DATASET ENTRIES —
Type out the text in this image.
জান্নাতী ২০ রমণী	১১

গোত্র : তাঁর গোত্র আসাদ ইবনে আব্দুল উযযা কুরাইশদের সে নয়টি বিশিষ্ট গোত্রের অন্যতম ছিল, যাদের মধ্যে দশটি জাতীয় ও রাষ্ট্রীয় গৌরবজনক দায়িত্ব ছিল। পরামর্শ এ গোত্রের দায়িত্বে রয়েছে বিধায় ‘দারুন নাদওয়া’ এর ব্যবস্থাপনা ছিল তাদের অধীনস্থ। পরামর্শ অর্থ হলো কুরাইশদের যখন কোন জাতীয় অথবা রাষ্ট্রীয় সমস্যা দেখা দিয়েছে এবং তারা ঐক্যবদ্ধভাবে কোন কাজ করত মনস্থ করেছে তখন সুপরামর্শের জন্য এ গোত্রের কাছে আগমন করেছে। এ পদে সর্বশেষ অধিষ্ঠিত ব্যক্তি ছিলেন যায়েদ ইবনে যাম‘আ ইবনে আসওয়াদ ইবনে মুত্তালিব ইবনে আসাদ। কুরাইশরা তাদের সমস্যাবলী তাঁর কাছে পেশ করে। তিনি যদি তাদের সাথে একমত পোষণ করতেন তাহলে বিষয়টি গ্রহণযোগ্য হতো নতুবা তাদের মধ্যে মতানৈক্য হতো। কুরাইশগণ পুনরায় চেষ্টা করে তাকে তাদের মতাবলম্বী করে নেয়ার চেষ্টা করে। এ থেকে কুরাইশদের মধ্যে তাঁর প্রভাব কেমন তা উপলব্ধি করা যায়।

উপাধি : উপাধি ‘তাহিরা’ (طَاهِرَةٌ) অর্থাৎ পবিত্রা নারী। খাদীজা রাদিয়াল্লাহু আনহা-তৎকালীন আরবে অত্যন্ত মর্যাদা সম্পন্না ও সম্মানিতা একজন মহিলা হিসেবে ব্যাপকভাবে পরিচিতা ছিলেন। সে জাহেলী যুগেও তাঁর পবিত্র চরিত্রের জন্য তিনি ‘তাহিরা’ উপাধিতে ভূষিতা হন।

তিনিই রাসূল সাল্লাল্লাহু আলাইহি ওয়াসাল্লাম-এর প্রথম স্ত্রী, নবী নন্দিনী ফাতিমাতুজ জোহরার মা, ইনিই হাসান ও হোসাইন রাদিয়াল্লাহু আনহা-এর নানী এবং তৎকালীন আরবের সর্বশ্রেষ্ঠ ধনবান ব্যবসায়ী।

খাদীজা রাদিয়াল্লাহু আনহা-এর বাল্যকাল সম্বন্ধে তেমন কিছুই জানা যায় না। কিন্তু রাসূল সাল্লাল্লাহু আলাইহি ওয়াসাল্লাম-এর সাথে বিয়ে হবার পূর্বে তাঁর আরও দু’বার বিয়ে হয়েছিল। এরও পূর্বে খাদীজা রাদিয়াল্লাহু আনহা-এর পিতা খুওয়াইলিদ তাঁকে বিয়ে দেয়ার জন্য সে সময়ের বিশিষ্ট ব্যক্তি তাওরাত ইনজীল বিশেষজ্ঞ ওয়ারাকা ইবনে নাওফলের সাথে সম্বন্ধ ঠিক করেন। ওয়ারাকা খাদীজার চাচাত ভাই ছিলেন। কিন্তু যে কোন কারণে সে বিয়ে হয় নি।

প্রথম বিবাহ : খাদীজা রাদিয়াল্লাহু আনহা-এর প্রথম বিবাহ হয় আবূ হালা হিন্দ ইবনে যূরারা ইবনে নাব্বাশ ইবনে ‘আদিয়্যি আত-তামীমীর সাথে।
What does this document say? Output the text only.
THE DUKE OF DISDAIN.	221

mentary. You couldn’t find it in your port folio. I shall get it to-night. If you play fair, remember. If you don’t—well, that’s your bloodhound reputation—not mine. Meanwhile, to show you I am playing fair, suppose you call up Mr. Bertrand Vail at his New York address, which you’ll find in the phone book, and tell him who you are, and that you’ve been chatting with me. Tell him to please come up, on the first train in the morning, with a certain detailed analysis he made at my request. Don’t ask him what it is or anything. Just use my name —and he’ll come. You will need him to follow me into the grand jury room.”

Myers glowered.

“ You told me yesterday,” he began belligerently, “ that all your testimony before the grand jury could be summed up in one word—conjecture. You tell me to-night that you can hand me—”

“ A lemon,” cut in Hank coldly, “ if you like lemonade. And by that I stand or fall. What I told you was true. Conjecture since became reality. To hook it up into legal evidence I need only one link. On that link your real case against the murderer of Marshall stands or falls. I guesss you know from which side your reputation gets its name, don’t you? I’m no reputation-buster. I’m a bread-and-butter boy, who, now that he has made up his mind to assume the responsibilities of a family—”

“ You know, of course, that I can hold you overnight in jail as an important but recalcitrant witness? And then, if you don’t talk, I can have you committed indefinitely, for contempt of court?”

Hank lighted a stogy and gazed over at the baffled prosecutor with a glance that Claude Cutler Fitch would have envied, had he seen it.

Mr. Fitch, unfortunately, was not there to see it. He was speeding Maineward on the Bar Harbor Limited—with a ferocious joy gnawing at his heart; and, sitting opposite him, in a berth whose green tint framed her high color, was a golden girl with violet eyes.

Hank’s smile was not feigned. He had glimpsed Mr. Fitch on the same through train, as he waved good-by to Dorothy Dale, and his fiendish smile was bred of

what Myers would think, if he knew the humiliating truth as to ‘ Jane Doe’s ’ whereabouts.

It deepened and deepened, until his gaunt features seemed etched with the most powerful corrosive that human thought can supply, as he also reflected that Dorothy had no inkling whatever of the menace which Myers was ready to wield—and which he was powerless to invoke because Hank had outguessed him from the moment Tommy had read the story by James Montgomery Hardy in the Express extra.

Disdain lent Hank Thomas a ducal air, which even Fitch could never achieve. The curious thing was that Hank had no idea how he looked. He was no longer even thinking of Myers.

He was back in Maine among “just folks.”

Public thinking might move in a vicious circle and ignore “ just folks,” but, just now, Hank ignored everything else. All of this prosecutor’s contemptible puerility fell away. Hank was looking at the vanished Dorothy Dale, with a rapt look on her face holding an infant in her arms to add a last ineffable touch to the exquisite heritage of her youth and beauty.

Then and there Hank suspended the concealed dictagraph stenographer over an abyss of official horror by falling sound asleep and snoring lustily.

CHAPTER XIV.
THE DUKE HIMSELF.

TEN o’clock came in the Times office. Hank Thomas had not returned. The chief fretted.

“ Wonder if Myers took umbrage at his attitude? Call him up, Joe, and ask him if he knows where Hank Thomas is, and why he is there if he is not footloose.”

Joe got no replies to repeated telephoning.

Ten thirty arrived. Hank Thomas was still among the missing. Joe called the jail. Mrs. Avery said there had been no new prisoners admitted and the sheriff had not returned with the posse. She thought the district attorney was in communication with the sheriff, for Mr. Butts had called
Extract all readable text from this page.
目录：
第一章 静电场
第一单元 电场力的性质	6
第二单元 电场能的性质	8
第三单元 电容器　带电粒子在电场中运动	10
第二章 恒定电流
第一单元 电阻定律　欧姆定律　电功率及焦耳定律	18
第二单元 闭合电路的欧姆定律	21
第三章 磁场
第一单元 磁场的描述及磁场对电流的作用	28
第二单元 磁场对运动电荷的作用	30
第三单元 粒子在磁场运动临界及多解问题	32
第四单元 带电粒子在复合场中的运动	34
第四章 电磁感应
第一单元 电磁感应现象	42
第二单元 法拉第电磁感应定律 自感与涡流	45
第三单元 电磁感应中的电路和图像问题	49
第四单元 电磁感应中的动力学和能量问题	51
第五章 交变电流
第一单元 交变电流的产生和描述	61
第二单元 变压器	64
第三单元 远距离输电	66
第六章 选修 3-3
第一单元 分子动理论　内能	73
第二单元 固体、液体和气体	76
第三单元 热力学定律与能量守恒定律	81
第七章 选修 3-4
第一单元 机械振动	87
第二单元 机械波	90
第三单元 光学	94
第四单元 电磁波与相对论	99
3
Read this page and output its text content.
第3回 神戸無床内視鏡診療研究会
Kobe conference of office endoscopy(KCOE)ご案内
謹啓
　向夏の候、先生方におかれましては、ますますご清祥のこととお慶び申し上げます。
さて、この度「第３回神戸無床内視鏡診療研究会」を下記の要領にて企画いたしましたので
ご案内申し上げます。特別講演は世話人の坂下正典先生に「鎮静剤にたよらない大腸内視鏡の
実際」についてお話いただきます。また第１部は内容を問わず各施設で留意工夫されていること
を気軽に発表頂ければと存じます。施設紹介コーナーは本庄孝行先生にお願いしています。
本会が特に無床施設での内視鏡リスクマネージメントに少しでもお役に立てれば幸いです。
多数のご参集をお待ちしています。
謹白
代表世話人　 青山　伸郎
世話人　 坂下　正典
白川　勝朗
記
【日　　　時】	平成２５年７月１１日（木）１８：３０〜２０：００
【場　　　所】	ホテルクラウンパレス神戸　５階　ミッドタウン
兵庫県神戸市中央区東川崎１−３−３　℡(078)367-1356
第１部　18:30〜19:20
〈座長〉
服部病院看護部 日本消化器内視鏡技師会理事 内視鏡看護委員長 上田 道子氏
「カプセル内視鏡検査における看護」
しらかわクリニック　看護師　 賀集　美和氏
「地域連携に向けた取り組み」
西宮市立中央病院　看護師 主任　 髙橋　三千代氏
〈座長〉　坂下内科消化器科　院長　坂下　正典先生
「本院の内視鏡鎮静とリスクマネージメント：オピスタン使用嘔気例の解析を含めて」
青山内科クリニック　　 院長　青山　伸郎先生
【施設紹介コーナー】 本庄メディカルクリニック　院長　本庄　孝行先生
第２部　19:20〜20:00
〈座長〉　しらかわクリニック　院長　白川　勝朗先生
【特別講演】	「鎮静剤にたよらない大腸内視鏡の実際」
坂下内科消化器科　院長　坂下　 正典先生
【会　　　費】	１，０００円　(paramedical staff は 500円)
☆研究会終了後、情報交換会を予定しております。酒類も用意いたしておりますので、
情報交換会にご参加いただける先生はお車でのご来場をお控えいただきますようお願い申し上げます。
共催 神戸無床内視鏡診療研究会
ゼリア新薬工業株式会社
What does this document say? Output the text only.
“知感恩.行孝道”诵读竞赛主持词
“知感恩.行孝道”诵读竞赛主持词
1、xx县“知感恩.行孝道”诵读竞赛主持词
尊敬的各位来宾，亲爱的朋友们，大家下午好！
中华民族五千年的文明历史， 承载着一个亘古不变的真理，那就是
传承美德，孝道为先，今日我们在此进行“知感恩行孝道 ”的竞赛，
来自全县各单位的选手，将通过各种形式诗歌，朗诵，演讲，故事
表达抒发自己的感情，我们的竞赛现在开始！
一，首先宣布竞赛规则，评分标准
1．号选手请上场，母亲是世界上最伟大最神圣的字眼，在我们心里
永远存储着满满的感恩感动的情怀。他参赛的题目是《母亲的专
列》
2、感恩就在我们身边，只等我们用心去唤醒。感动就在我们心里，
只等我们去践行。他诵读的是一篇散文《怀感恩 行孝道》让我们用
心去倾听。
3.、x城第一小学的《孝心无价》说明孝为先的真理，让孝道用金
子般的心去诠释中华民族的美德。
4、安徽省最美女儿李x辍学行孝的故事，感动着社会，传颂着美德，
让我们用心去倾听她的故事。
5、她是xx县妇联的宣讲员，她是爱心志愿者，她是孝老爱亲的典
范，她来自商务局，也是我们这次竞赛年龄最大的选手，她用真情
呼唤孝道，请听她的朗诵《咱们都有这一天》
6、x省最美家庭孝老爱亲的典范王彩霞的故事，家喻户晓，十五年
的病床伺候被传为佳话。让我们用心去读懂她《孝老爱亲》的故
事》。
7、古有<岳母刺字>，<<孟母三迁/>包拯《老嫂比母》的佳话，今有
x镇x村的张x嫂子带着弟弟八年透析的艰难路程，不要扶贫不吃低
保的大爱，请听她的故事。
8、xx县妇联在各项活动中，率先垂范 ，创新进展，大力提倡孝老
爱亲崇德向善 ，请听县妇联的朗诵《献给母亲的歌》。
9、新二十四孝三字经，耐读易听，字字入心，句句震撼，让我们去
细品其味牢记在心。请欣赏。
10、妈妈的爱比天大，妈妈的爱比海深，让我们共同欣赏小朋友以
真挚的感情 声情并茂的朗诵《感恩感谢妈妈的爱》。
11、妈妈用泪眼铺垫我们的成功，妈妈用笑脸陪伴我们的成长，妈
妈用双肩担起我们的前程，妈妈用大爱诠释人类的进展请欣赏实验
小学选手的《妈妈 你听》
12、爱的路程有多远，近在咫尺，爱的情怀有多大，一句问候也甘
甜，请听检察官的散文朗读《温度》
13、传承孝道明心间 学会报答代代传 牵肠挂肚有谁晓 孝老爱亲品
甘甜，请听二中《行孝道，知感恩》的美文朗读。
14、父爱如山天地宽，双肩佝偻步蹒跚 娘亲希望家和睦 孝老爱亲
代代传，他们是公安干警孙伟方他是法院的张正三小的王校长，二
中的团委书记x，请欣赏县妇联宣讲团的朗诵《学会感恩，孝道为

DIRECTIONS — Identify and extract each line of the listing that contains "しらかわクリニック".

ANSWER TO THE TASK —
しらかわクリニック　看護師　 賀集　美和氏
〈座長〉　しらかわクリニック　院長　白川　勝朗先生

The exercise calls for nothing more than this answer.